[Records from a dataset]
··········

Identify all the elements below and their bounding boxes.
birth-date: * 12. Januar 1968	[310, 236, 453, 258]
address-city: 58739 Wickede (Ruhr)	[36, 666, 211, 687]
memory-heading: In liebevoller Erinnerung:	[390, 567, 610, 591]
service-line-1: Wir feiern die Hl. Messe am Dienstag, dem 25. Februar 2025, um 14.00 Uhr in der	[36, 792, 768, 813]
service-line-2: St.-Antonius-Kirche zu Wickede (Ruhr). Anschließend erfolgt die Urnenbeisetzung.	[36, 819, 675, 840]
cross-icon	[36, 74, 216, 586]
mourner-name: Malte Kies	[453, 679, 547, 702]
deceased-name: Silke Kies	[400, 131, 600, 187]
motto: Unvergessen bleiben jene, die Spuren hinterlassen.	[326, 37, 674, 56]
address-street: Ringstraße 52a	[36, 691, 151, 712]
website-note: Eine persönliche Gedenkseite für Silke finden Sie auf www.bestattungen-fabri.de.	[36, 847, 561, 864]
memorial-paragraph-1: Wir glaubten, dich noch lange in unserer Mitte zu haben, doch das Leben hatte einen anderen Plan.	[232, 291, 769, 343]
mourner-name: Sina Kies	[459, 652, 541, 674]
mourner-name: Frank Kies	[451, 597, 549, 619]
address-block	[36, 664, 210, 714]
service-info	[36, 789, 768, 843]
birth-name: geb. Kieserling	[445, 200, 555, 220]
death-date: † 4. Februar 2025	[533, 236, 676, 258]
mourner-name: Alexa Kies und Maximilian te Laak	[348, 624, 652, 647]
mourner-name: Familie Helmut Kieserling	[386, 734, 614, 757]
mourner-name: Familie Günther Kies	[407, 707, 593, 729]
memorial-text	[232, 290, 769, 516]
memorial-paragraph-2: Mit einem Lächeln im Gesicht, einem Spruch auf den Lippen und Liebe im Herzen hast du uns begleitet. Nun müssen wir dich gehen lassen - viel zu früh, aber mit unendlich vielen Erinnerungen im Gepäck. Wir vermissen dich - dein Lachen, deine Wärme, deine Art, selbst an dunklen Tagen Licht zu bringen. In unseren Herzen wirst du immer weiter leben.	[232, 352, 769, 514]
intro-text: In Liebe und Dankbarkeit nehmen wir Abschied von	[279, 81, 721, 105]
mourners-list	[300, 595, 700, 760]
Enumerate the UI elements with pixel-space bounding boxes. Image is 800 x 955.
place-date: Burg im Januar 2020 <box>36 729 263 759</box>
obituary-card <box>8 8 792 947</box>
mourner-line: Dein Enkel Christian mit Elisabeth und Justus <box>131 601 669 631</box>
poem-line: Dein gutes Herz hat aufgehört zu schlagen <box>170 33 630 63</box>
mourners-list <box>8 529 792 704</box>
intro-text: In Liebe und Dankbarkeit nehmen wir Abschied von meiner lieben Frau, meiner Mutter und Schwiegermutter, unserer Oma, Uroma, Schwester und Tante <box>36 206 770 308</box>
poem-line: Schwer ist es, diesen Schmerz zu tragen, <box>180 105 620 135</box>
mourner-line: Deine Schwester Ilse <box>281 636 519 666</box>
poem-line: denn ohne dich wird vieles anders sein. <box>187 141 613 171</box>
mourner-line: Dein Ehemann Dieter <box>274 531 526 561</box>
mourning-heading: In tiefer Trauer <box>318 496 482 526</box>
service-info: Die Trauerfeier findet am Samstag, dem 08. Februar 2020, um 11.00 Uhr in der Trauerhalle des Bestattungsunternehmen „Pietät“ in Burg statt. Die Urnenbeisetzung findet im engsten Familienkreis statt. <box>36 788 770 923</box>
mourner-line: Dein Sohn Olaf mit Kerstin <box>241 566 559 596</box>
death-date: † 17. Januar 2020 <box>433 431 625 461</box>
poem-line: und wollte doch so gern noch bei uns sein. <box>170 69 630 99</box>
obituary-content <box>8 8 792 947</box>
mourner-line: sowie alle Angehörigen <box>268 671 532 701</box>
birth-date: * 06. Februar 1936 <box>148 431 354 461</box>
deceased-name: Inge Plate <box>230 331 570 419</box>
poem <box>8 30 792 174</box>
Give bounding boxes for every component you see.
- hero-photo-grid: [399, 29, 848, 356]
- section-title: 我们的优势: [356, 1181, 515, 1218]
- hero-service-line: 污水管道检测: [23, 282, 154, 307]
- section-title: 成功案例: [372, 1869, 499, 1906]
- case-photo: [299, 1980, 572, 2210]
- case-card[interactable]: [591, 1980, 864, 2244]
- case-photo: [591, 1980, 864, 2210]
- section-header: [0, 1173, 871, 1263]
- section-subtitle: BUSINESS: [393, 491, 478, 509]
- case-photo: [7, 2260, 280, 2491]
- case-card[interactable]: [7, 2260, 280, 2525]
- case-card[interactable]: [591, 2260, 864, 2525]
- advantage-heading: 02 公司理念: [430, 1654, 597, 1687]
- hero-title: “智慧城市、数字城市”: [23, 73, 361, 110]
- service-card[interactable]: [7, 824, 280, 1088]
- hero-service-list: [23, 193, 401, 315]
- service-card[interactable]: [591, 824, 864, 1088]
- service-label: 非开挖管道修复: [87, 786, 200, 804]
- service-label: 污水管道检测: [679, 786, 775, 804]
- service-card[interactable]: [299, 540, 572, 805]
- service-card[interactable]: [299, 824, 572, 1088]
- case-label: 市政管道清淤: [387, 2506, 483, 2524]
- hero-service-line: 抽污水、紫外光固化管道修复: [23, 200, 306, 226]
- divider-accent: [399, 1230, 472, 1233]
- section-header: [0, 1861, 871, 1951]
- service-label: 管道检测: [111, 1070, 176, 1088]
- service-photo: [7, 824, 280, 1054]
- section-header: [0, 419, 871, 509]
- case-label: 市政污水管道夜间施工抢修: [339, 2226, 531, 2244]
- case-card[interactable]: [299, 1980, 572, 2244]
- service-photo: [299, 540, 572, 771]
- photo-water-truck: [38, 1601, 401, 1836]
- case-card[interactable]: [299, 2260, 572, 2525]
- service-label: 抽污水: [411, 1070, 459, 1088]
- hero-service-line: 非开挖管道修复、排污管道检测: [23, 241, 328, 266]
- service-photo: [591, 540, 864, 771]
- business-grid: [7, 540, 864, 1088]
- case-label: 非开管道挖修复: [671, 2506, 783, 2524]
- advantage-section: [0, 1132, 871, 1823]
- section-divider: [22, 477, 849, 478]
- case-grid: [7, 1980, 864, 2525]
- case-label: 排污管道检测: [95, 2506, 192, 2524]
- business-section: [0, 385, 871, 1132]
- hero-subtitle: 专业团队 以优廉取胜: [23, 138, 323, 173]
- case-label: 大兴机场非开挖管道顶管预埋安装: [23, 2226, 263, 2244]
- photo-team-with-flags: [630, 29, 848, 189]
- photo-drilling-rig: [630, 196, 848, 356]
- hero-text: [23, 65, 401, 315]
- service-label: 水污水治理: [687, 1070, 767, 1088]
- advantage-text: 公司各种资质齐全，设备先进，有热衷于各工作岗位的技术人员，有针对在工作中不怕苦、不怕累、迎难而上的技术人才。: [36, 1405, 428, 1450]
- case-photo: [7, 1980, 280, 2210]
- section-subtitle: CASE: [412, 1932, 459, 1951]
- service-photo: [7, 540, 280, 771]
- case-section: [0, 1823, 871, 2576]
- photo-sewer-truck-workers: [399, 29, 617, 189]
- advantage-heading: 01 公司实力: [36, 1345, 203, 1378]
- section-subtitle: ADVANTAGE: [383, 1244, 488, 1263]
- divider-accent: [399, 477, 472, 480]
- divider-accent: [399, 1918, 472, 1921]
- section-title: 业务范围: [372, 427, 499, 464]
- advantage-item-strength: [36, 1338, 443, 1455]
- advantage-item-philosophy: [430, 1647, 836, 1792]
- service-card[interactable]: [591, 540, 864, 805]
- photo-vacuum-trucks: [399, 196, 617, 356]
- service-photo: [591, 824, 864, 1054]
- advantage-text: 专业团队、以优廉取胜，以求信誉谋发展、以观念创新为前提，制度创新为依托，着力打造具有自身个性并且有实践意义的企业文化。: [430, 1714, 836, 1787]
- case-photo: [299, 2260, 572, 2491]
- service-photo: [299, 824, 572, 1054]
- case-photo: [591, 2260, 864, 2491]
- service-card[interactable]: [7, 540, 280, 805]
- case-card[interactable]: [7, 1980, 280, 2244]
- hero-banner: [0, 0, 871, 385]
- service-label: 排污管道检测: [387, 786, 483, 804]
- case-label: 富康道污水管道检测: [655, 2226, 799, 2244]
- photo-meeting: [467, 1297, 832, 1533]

··········

• **The problem**: Please copy the material above word for word, from its first line through the line containing "679, 547, 702]", including both.

• **Response to this exercise**:
Identify all the elements below and their bounding boxes.
birth-date: * 12. Januar 1968	[310, 236, 453, 258]
address-city: 58739 Wickede (Ruhr)	[36, 666, 211, 687]
memory-heading: In liebevoller Erinnerung:	[390, 567, 610, 591]
service-line-1: Wir feiern die Hl. Messe am Dienstag, dem 25. Februar 2025, um 14.00 Uhr in der	[36, 792, 768, 813]
service-line-2: St.-Antonius-Kirche zu Wickede (Ruhr). Anschließend erfolgt die Urnenbeisetzung.	[36, 819, 675, 840]
cross-icon	[36, 74, 216, 586]
mourner-name: Malte Kies	[453, 679, 547, 702]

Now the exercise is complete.